# GIVEN INSTRUCTION A
Pull out every row that contains the string "gear" and copy each one in full.

# NYC apartment walls



## whooops (Dec 21, 2011)

I just moved into a building in NYC that was built in the late 60s and I wanted to mount my 42" plasma. I drilled a few test holes after I used a stud finder and discovered the walls were about 2.5" thick. The drill bit went right through, I now have a peep hole to my bedroom. The other hole went in 1.25" and stopped. The dust looks like drywall/clay dust. The walls seem thick though, I can't hear people talking in the other room. 

Any ideas what kind of walls I'm dealing with?
Should I abandon all hope of mounting my TV or anything for that matter? I was hoping to mount some shelves also.


----------



## joecaption (Nov 30, 2011)

Sounds like you have drywall attached to strapping that's attached to brick walls.


----------



## AGWhitehouse (Jul 1, 2011)

# GIVEN INSTRUCTION B
Supply the next part of the forum thread about NYC apartment walls, picking up from where it stops.

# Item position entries

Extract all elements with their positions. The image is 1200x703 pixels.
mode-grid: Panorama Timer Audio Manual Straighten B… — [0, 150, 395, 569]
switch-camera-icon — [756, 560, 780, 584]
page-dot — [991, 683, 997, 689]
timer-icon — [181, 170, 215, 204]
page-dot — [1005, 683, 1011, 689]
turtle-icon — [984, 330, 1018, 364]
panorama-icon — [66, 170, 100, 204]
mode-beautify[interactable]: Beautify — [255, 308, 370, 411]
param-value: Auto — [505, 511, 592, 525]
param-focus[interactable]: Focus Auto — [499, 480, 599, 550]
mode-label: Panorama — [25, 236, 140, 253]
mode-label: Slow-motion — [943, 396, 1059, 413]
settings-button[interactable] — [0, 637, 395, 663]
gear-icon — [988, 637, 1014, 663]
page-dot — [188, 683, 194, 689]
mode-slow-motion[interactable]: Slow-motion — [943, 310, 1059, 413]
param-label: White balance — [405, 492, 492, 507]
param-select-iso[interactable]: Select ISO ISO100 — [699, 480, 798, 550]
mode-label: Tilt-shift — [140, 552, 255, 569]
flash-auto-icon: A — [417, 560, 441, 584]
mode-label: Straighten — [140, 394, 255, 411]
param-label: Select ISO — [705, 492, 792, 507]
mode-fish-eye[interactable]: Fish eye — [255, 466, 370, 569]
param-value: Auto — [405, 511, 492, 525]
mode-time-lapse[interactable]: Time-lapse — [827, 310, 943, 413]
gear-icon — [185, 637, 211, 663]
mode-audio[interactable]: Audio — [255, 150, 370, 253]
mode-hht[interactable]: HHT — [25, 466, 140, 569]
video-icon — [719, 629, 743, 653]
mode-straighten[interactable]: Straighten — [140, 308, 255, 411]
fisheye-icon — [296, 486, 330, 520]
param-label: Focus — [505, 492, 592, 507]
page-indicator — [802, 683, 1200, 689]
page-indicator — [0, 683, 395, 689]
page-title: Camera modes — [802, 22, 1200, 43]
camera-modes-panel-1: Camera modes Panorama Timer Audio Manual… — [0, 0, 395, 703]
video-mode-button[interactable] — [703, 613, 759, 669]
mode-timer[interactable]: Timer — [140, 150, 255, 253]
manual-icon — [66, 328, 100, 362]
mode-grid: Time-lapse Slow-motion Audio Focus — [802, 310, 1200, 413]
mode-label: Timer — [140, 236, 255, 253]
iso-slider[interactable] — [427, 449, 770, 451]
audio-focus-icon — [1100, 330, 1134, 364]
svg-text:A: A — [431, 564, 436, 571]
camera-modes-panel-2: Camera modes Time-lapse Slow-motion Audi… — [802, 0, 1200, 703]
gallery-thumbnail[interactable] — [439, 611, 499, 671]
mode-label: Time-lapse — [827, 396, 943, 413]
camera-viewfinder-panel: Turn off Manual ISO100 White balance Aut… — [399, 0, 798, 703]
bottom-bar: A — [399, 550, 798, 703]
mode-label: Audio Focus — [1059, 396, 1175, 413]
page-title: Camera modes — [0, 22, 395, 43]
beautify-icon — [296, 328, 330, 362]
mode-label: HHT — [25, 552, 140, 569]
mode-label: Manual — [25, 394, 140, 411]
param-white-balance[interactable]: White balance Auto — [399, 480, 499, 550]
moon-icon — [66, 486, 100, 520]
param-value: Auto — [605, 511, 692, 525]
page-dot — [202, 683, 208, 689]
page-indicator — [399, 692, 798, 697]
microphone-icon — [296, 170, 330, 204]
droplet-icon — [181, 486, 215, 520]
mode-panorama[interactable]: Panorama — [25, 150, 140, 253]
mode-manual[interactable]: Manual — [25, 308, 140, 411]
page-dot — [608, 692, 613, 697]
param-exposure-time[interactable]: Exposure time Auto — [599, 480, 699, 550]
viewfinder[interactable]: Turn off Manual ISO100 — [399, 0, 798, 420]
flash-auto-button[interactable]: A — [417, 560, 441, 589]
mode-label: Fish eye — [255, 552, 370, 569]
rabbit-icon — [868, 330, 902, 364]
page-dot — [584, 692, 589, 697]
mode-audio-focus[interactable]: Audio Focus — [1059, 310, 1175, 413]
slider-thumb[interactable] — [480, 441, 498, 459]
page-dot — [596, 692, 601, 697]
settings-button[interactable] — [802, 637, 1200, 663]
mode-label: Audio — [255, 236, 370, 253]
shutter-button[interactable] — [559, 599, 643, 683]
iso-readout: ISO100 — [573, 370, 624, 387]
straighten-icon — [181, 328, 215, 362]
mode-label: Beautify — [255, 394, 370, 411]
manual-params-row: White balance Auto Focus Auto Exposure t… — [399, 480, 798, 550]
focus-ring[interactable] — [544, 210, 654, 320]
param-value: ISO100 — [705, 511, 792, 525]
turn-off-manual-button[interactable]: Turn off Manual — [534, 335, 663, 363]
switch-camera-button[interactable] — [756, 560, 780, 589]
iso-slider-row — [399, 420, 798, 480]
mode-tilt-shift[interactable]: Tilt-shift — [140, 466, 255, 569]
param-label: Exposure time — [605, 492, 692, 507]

# FINAL RESULT A
gear-icon — [988, 637, 1014, 663]
gear-icon — [185, 637, 211, 663]

# FINAL RESULT B
probably have stud walls with the studs turned sideways. 1/2" gwb, 1-1/2" stud, 1/2" gwb, gives you a 2-1/2" wall. It's pretty common in city settings to use this type of non-load bearing wall as city real estate is big $$$....so wasting it with dead wall space is a waste...


----------



## whooops (Dec 21, 2011)

1/2" gwb, 1 1/2" stud, 1/2" gwb, makes sense but I didn't know that was possible. So, would it be safe to mount a 95lb. TV on? 

Thanks for the tips.


----------



## AGWhitehouse (Jul 1, 2011)

whooops said:


> So, would it be safe to mount a 95lb. TV on?


Hard to say from where I'm sitting...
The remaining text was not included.